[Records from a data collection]
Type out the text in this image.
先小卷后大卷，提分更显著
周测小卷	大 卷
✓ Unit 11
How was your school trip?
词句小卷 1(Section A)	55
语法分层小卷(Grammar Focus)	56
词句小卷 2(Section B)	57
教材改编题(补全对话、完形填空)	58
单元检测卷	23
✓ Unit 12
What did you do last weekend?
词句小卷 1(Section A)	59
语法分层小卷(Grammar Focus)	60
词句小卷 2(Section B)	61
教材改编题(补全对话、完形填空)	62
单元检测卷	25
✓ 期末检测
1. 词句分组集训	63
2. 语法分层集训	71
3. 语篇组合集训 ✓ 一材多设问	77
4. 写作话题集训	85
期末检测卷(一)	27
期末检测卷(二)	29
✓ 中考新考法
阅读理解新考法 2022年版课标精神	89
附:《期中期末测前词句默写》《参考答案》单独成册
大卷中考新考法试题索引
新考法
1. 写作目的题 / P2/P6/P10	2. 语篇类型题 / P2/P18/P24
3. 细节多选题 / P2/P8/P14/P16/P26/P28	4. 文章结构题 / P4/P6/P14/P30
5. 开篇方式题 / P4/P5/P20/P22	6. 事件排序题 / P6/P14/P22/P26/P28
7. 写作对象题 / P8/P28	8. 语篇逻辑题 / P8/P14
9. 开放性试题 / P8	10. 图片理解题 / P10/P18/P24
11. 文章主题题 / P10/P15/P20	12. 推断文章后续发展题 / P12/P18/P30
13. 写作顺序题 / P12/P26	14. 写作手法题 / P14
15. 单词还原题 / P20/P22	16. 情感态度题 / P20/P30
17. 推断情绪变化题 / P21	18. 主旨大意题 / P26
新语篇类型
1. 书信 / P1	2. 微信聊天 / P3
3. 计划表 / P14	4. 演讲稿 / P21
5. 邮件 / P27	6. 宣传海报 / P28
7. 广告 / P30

* THE TASK: In the entries above, identify every line with the string "Section".

* RESULT FOR THIS EXERCISE:
词句小卷 1(Section A)	55
词句小卷 2(Section B)	57
词句小卷 1(Section A)	59
词句小卷 2(Section B)	61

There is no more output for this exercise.